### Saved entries
══════

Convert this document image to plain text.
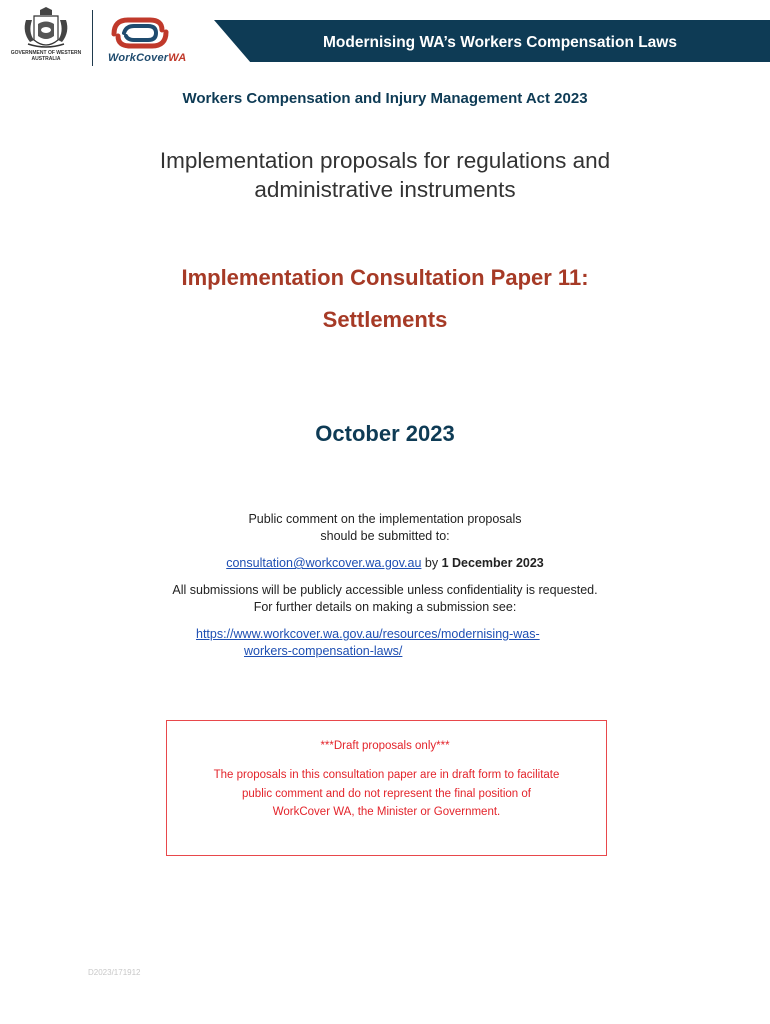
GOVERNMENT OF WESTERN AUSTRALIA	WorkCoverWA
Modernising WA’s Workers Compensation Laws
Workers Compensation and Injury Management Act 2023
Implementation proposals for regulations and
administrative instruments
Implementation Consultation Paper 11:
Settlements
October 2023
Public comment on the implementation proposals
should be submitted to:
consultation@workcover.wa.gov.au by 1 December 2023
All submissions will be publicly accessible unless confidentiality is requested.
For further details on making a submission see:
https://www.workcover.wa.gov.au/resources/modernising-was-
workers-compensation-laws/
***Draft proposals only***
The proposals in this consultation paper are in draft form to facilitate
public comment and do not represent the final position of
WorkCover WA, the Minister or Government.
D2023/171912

══════

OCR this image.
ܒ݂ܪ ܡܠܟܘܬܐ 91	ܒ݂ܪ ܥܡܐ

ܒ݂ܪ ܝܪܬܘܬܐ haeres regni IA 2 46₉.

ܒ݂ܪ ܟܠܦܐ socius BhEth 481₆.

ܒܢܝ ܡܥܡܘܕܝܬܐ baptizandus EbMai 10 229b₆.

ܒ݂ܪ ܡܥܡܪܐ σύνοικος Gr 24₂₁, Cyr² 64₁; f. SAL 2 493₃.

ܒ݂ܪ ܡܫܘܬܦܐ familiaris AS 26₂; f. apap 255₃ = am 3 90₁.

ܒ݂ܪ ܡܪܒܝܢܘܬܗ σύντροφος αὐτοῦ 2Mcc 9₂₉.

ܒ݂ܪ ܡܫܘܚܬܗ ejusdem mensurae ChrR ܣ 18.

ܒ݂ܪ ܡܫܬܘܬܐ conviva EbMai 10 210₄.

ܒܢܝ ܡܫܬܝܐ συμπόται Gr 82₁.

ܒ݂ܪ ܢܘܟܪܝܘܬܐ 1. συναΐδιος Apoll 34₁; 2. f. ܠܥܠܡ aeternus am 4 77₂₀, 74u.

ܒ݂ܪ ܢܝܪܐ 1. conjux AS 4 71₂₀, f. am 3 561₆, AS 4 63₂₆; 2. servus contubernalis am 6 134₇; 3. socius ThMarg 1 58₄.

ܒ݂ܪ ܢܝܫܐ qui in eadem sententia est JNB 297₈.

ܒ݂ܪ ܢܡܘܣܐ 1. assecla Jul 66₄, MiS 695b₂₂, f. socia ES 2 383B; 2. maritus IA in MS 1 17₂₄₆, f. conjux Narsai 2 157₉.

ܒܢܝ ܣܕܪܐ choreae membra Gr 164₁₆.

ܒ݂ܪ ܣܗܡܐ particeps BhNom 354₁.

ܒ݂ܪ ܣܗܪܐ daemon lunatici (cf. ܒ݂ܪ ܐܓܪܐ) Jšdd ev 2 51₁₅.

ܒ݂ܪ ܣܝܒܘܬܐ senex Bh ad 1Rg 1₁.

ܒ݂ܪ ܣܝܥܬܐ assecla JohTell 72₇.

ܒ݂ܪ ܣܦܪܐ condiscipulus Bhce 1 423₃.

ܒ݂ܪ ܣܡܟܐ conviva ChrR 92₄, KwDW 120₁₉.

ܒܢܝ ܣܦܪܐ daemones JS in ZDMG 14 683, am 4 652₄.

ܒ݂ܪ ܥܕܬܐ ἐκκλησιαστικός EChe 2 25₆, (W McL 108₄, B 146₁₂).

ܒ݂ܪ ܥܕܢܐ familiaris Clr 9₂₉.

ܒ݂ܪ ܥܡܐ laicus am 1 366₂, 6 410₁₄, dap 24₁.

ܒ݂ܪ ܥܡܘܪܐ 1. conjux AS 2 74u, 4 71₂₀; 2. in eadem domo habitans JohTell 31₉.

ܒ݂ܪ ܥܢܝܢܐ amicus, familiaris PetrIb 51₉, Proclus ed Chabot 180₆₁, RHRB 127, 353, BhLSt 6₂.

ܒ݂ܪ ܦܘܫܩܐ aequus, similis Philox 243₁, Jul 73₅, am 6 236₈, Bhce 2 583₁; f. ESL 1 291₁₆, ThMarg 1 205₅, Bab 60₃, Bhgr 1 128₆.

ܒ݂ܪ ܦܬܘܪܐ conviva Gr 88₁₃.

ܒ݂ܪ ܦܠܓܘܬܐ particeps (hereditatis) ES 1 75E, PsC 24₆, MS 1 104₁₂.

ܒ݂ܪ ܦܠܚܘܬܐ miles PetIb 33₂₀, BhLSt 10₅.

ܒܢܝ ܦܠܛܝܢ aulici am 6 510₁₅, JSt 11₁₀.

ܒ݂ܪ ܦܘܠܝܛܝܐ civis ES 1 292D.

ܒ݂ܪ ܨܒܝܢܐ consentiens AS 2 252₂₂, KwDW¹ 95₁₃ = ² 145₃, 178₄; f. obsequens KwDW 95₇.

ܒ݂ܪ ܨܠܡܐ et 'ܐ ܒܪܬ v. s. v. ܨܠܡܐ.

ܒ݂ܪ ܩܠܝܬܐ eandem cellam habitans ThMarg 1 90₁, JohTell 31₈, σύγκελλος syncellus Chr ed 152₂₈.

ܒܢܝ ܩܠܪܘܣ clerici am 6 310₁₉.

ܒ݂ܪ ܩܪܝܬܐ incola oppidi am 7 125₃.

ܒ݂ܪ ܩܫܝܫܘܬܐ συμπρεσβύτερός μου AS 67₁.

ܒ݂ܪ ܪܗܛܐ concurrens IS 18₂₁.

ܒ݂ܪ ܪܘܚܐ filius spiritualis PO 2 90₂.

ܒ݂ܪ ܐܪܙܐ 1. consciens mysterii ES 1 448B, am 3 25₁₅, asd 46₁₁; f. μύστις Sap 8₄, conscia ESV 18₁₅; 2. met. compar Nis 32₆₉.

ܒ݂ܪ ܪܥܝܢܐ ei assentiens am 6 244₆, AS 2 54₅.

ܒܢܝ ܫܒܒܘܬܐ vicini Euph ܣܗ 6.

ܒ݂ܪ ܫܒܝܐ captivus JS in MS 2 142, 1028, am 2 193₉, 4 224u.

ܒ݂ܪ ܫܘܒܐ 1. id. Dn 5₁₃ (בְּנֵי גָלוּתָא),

══════

### Direction
Select and copy every line of the material that holds the string "habitans".

### Output for this task
ܒ݂ܪ ܥܡܘܪܐ 1. conjux AS 2 74u, 4 71₂₀; 2. in eadem domo habitans JohTell 31₉.
ܒ݂ܪ ܩܠܝܬܐ eandem cellam habitans ThMarg 1 90₁, JohTell 31₈, σύγκελλος syncellus Chr ed 152₂₈.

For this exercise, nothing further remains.